REQUIREMENT:
Copy every line from the records below that holds the word "FbCoc".

DATA EXTRACT:
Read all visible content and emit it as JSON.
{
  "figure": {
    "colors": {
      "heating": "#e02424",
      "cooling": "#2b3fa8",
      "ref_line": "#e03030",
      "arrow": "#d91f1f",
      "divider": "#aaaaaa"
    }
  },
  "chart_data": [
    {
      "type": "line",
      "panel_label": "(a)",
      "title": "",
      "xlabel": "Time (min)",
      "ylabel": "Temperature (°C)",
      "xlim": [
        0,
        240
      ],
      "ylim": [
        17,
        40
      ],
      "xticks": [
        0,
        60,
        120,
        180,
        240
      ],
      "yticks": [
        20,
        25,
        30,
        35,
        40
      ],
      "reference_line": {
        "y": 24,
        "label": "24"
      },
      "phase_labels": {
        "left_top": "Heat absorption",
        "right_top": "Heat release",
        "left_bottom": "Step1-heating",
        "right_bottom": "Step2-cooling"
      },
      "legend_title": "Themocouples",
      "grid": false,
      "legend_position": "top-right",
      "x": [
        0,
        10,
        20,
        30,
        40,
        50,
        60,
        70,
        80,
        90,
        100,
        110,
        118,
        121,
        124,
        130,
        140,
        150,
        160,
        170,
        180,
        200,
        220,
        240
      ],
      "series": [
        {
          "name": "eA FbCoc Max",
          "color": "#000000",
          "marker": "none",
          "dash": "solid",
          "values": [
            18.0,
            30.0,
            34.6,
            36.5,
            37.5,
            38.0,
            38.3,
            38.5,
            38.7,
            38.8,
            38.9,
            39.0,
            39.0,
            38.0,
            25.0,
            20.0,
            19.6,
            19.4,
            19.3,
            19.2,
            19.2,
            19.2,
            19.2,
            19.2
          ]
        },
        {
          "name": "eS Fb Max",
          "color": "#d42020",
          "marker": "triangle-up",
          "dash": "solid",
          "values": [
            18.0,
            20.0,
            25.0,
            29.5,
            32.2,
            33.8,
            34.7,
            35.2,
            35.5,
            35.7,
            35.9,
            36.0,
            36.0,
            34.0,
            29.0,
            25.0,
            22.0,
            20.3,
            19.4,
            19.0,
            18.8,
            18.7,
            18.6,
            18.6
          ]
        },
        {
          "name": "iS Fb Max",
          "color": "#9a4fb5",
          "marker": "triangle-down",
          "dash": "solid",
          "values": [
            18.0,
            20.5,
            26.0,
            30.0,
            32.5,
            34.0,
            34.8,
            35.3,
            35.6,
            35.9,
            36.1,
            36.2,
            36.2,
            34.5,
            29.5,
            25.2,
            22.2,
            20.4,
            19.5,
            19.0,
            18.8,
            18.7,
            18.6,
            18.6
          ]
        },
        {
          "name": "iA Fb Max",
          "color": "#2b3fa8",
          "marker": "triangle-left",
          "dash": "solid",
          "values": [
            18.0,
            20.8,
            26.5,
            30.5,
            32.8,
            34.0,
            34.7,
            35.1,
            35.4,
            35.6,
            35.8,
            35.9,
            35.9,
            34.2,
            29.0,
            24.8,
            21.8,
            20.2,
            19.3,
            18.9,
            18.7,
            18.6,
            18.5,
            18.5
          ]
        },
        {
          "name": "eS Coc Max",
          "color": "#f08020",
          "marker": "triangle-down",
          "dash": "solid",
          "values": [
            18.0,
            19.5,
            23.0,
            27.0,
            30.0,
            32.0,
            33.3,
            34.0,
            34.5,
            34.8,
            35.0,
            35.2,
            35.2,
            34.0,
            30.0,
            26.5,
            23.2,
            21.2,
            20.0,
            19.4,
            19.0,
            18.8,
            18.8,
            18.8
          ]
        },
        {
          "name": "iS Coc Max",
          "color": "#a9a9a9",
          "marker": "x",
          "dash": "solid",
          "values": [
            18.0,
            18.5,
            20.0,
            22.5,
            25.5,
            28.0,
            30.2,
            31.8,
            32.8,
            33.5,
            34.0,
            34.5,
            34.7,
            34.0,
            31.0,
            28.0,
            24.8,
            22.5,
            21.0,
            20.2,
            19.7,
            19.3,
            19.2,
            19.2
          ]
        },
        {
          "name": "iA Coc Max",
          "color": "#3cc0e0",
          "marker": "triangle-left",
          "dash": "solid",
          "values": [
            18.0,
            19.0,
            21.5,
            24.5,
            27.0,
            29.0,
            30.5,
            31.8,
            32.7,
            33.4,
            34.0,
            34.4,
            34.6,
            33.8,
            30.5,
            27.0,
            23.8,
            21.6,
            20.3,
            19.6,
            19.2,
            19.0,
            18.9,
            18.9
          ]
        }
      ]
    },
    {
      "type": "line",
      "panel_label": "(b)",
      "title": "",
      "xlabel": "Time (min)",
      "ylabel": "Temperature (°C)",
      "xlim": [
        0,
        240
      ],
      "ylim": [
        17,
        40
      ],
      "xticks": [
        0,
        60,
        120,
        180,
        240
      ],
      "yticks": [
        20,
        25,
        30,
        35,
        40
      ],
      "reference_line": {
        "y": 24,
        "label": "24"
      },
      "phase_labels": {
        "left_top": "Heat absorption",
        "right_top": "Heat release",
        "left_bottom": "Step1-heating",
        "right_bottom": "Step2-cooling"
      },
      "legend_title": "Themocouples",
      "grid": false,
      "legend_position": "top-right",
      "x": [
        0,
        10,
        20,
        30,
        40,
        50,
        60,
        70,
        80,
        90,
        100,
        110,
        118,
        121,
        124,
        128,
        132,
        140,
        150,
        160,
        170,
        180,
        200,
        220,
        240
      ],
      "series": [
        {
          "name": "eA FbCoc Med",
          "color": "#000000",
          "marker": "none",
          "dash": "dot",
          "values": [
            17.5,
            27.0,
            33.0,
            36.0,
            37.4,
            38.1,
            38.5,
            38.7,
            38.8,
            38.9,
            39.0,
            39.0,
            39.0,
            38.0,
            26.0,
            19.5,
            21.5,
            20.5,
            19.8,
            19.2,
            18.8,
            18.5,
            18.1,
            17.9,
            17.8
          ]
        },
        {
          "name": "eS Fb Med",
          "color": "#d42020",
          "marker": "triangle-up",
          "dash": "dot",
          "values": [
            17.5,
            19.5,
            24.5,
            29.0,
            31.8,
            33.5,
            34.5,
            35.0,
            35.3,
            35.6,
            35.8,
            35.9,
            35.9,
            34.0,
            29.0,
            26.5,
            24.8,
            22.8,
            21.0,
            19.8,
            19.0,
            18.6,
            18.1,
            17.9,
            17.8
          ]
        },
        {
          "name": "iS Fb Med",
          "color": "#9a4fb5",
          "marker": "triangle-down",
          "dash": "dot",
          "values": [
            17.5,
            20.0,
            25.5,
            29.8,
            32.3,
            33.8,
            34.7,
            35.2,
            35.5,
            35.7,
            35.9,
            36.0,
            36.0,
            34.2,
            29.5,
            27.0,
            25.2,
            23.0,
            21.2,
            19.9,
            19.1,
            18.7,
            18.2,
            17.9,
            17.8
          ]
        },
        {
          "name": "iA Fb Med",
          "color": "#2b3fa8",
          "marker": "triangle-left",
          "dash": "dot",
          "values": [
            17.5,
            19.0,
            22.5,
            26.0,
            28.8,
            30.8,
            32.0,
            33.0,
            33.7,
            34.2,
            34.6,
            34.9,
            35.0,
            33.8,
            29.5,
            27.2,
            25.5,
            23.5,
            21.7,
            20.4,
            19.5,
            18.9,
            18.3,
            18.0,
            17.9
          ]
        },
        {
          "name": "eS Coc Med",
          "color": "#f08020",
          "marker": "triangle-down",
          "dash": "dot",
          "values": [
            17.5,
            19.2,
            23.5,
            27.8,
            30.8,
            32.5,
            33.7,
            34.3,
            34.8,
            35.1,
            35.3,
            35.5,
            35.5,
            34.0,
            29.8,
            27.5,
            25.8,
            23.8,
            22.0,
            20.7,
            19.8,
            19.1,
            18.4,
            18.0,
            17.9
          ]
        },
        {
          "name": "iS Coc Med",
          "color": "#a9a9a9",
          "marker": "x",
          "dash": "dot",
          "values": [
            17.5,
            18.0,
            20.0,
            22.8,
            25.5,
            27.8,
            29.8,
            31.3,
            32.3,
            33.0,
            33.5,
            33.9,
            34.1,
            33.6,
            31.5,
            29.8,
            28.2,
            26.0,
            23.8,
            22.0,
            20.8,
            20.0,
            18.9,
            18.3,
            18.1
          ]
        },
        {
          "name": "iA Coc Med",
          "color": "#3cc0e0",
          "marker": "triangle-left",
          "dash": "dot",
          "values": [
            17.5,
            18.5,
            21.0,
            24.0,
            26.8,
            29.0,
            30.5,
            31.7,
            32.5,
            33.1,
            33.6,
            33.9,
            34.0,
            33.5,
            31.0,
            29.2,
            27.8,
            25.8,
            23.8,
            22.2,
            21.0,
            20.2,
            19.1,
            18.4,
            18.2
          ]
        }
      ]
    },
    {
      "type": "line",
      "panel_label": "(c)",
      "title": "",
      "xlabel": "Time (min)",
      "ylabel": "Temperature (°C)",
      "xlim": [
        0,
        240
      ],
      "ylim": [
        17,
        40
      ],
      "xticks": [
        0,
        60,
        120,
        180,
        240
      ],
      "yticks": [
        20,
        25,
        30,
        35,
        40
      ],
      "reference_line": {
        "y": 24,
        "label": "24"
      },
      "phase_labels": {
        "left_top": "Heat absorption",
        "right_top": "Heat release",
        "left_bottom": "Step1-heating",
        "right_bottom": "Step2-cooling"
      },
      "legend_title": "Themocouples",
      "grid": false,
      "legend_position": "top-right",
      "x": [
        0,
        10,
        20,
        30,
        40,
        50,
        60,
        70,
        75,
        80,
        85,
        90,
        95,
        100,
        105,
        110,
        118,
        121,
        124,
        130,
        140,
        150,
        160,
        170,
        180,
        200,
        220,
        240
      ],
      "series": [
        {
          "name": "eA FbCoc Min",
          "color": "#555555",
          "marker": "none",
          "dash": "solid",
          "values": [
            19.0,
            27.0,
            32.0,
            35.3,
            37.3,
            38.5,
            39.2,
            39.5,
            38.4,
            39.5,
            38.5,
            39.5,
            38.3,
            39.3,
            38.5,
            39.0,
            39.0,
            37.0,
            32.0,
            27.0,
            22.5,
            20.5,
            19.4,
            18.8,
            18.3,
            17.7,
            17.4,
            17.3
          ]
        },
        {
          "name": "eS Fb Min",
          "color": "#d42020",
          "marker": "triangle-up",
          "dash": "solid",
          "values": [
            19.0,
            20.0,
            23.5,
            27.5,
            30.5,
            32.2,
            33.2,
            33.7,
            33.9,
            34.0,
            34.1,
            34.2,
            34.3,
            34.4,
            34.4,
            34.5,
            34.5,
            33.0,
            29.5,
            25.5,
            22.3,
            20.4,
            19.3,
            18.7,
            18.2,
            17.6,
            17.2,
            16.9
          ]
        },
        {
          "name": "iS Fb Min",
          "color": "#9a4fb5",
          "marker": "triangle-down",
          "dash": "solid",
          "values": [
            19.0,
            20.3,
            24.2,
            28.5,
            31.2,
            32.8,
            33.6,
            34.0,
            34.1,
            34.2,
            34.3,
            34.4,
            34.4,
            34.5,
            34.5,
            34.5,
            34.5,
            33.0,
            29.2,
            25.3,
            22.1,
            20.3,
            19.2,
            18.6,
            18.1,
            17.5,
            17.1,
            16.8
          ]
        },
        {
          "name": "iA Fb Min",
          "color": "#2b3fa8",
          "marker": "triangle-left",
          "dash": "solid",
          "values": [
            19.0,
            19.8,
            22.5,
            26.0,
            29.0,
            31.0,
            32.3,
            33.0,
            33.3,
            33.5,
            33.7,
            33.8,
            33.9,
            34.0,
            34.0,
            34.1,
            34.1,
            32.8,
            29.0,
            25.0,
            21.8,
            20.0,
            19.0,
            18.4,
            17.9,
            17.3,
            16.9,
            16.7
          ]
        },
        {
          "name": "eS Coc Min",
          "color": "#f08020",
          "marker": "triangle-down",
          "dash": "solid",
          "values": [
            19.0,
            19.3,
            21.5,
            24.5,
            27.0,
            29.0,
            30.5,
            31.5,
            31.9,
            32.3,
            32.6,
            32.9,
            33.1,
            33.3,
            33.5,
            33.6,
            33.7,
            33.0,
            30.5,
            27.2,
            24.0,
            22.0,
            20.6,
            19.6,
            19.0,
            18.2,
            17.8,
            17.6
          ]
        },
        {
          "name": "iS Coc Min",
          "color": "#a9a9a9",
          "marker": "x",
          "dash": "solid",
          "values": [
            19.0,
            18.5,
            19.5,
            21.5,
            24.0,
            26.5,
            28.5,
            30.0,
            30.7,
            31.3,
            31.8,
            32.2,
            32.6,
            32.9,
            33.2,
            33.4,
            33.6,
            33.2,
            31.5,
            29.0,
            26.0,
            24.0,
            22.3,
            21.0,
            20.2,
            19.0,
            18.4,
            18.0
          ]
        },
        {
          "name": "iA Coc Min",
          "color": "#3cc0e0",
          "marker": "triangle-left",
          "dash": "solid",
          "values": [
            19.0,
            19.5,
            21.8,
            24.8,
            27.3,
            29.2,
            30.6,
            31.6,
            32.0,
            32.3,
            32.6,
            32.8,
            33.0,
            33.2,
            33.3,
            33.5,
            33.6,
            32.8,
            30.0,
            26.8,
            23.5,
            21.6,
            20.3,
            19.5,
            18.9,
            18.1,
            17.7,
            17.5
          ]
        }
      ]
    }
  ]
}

SOLUTION TO THE EXERCISE:
          "name": "eA FbCoc Max",
          "name": "eA FbCoc Med",
          "name": "eA FbCoc Min",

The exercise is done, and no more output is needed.